Extracted records:

##########

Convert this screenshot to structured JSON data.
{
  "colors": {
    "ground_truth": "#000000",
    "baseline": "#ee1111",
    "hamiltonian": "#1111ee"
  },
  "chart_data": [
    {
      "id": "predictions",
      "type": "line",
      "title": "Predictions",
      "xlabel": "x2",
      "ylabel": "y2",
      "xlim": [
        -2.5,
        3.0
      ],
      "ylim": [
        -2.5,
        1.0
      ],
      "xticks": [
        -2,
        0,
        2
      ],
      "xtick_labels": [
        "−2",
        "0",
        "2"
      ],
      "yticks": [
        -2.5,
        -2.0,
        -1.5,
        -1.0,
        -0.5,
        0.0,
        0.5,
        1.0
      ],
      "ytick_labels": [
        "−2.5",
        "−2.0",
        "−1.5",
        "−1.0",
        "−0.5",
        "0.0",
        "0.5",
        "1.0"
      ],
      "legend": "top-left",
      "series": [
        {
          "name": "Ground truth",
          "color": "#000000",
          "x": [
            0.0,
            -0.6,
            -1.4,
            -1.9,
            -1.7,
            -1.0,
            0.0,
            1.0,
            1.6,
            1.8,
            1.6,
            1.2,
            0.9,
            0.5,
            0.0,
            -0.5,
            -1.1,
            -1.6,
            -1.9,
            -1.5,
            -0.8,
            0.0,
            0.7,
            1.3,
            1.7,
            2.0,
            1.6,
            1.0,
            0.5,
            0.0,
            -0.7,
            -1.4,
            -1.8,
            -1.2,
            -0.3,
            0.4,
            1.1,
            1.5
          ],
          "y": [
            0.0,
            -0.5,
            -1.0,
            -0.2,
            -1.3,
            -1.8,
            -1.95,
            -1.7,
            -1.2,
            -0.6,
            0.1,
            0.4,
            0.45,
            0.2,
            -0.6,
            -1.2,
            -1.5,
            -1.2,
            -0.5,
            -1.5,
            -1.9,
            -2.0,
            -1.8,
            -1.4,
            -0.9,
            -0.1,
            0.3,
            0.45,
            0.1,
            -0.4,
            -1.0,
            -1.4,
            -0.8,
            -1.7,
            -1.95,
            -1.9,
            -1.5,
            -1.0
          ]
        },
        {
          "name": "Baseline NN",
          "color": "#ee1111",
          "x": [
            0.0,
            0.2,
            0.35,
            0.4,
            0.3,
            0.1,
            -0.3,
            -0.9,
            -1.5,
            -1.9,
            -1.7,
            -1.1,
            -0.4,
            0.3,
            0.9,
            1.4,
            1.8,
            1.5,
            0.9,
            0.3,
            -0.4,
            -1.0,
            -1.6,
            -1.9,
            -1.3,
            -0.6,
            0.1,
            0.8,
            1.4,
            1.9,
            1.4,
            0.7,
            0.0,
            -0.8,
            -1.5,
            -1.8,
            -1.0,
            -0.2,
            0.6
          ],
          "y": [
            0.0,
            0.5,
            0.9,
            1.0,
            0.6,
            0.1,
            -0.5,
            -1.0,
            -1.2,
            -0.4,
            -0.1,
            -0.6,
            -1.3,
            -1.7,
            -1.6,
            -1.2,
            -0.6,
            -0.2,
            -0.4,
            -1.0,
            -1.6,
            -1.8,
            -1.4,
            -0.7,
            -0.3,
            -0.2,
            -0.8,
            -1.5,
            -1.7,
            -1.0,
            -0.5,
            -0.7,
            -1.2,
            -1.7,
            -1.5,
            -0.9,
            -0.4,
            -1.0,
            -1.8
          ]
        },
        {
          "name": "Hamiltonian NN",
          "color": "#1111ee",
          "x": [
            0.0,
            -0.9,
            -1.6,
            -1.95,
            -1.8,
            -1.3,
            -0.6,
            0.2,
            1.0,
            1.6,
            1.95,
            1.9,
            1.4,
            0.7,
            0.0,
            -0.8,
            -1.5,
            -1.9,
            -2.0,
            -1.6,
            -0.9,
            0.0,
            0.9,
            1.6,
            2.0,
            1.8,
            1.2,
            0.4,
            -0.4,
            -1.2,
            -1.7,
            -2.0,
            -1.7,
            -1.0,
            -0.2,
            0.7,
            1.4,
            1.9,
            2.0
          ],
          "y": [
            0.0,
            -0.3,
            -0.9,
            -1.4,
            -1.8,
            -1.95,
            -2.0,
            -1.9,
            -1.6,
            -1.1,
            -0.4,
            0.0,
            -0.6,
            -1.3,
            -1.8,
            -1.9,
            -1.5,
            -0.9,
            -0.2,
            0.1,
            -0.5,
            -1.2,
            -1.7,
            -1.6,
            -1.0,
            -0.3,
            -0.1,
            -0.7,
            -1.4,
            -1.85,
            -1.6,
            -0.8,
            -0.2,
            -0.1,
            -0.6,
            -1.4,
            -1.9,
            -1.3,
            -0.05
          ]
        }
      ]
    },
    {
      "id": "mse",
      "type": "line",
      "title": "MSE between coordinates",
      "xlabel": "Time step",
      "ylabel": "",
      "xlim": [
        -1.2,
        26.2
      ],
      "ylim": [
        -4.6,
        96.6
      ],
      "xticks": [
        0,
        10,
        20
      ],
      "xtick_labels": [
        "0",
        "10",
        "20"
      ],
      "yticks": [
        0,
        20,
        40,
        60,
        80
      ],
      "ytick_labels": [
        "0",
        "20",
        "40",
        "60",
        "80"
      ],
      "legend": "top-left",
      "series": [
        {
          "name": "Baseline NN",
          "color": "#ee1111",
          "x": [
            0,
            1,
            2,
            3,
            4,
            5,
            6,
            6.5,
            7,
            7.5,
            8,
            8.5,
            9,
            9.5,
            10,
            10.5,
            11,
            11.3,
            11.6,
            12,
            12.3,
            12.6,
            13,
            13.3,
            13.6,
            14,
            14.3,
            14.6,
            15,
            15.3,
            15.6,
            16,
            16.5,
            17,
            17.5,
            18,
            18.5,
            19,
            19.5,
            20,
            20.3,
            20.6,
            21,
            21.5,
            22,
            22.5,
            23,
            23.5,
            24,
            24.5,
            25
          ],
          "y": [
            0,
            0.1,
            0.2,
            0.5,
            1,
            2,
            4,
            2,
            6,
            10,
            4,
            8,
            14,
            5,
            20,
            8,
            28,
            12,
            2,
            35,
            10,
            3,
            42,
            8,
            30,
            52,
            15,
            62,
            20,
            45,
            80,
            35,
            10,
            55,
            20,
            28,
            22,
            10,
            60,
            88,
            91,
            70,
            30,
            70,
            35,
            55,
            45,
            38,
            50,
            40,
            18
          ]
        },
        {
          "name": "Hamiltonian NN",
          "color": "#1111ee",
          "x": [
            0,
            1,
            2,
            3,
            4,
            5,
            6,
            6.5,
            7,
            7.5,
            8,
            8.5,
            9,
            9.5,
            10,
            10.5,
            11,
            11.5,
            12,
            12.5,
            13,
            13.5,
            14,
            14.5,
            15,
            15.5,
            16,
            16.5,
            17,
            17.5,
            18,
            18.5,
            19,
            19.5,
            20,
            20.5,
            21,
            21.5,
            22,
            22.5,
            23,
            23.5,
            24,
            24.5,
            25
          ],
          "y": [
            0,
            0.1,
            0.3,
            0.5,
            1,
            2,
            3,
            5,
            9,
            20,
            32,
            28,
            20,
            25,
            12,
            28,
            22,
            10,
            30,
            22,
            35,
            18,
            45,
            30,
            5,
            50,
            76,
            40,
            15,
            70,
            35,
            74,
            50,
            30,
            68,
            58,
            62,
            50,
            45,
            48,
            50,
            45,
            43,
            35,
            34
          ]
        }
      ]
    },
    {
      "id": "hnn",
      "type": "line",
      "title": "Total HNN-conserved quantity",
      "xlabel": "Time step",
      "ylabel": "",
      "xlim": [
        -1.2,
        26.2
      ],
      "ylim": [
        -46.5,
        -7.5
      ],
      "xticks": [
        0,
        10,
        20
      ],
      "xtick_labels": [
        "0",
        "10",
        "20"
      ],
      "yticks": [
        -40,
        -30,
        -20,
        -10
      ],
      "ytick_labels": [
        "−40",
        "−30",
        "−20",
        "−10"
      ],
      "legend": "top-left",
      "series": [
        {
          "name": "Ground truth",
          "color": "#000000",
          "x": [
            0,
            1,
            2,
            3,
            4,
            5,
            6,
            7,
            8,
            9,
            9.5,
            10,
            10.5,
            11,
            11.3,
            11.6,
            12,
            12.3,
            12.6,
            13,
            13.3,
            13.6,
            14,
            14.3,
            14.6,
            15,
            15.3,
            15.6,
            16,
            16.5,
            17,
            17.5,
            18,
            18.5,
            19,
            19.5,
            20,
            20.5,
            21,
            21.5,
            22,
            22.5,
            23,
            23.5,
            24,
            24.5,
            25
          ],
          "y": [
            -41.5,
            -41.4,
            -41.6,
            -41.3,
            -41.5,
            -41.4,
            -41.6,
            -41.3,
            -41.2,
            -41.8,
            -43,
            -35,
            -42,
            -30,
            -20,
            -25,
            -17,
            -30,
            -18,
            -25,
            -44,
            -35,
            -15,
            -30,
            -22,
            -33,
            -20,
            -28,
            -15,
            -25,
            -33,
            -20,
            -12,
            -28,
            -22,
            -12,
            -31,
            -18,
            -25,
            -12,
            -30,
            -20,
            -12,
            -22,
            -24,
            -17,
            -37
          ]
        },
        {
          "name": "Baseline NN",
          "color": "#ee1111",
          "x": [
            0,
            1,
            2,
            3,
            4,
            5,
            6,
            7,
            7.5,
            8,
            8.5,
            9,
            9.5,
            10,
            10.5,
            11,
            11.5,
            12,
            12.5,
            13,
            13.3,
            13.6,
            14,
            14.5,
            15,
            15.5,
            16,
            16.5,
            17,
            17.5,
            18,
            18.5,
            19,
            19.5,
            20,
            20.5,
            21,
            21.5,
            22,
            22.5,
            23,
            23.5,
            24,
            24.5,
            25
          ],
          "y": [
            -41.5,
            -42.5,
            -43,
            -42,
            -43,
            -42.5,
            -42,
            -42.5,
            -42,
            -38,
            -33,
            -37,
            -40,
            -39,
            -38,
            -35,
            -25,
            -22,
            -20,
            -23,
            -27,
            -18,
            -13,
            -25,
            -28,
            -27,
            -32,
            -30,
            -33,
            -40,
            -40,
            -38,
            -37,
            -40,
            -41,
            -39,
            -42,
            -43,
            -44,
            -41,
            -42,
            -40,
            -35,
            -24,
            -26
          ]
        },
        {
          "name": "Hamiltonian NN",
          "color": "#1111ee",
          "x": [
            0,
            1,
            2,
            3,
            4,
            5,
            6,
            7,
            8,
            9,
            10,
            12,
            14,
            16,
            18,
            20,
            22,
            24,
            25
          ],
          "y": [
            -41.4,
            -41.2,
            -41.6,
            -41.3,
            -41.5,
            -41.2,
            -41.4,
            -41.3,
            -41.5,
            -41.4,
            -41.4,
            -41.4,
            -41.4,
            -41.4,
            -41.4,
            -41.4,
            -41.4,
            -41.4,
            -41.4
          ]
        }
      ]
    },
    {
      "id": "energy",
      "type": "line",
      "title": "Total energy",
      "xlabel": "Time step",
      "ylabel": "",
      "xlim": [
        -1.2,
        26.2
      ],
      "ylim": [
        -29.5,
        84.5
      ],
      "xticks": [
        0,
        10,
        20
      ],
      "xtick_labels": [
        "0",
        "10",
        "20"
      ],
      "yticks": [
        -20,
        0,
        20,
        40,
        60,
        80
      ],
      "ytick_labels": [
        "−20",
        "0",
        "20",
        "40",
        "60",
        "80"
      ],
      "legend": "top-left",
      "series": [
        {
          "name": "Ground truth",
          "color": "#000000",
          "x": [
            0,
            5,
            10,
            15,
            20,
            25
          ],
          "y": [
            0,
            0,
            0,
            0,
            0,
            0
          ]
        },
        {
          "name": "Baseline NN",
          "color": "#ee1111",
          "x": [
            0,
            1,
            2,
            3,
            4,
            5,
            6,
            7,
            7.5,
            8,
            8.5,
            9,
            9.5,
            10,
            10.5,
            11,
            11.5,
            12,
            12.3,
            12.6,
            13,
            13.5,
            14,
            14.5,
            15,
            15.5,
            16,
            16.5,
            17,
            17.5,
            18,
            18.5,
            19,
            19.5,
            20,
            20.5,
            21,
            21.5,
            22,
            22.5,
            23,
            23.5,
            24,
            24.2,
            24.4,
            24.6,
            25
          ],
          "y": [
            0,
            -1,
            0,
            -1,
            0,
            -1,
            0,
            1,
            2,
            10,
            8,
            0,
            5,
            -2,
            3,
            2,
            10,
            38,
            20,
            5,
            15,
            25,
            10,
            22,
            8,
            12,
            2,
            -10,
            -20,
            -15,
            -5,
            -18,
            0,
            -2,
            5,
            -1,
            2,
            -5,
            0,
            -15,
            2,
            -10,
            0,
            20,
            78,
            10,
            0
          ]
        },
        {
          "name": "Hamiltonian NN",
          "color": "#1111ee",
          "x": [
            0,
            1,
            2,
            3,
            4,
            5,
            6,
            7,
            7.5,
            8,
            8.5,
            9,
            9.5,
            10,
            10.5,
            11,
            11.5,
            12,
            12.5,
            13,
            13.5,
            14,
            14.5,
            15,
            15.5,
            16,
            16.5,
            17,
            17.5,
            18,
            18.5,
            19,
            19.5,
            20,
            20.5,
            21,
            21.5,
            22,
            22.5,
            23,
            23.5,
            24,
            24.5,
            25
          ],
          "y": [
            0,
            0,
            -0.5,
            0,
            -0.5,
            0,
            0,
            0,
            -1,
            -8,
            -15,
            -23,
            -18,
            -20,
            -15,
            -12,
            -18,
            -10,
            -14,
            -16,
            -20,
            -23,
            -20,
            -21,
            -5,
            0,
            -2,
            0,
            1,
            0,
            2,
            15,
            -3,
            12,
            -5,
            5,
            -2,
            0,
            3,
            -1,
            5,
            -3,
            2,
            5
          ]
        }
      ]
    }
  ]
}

##########

Written request: Give every line of the material that includes the string "Total".

Answer in full:
      "title": "Total HNN-conserved quantity",
      "title": "Total energy",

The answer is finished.